TASK GOAL: Scan the material that follows. Copy every line containing the word "image".

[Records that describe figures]
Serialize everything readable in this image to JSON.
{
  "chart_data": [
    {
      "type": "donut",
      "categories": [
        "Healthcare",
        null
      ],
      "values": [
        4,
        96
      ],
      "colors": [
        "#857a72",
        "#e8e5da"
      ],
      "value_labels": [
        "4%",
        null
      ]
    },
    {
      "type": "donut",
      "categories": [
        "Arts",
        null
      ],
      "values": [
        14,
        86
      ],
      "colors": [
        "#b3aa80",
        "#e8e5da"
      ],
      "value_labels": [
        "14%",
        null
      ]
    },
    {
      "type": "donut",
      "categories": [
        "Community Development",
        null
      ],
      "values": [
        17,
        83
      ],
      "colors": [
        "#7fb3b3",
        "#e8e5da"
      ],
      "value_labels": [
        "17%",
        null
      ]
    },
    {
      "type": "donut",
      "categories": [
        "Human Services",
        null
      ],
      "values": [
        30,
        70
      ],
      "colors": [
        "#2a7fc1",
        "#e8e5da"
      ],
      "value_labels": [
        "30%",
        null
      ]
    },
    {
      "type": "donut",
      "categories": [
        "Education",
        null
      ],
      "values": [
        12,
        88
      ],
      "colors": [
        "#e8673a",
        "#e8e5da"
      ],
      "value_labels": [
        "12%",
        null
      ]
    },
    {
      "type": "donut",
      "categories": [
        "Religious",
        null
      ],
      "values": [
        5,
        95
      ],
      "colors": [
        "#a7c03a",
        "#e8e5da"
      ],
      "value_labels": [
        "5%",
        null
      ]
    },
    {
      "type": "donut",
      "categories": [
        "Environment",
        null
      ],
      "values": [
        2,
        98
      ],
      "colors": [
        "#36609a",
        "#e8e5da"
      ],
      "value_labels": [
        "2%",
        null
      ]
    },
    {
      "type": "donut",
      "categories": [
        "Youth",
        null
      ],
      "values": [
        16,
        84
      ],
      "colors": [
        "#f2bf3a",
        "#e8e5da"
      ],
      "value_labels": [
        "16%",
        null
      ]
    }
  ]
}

...

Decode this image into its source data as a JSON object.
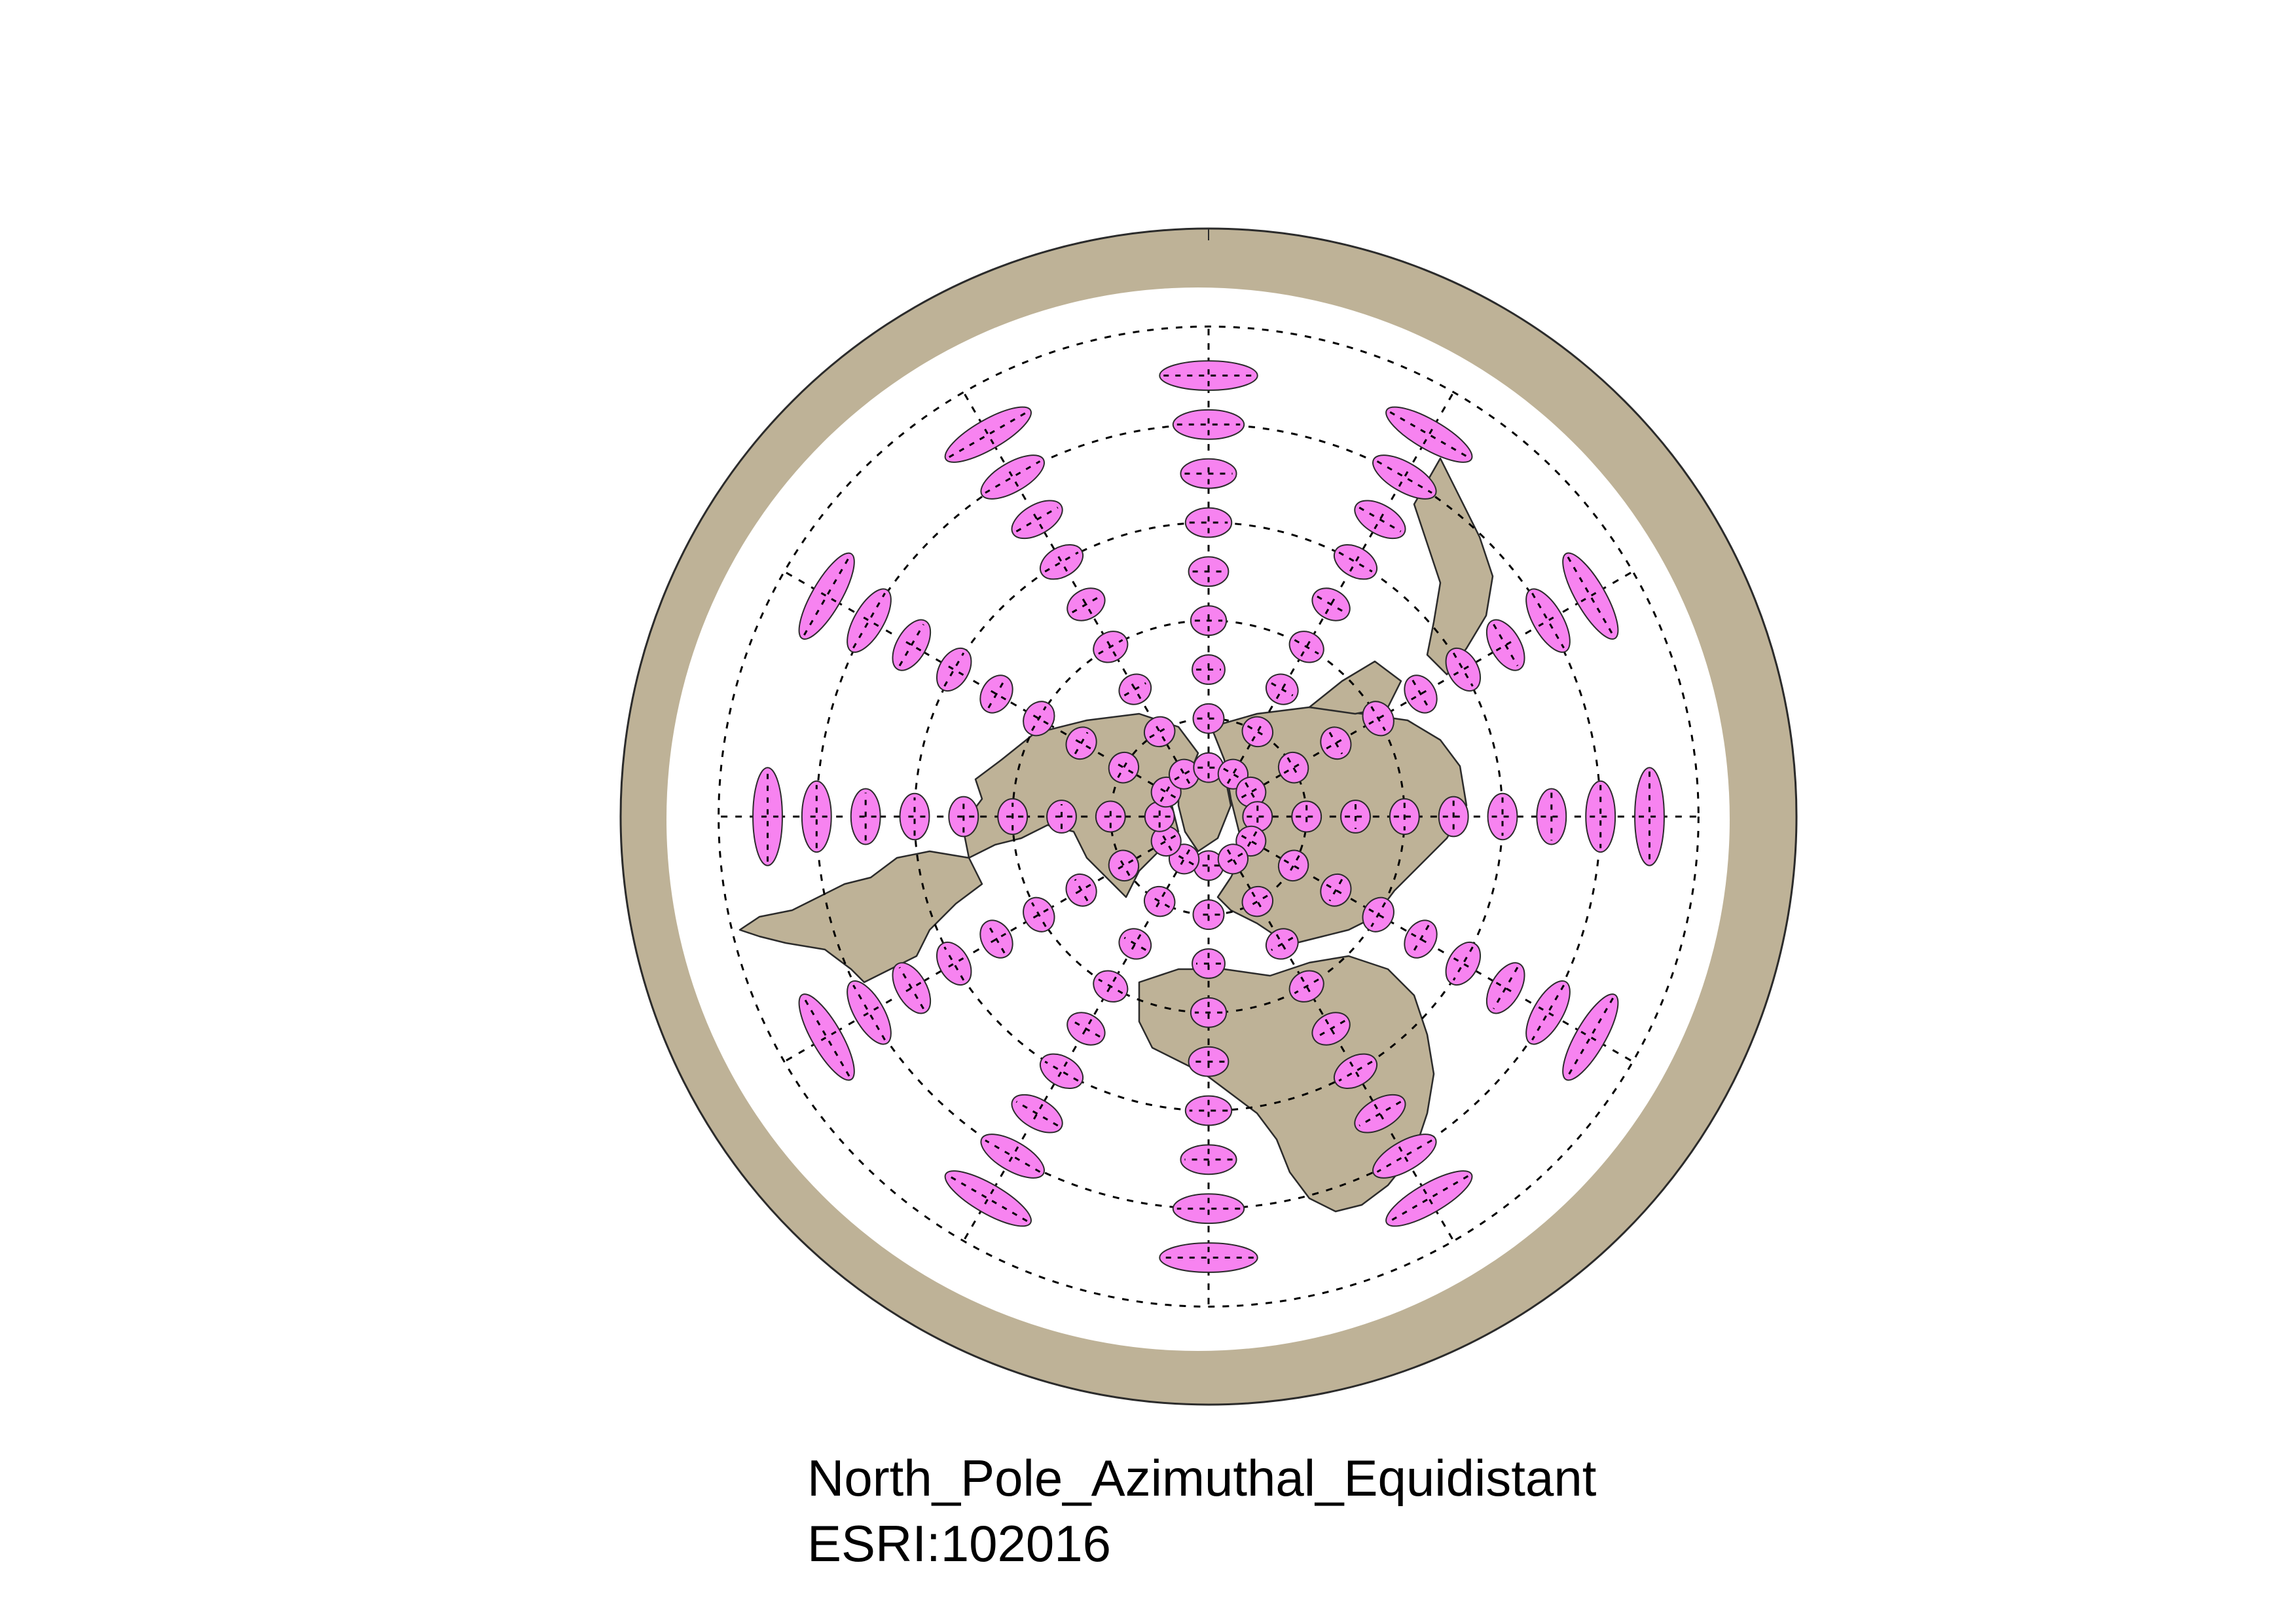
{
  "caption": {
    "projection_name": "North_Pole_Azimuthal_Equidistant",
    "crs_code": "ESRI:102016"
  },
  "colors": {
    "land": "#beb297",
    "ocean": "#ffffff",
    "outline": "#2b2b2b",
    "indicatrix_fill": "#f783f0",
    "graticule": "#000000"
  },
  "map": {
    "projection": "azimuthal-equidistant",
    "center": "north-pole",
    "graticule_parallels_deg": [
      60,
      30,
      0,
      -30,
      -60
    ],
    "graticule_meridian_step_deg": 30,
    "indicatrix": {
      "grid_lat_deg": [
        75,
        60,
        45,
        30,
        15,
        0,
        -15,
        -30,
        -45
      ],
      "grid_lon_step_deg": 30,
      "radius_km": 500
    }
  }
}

ANSWER FOR THIS EXERCISE:
Serialize everything readable in this image to JSON.
Decode this image into its source data as a JSON object.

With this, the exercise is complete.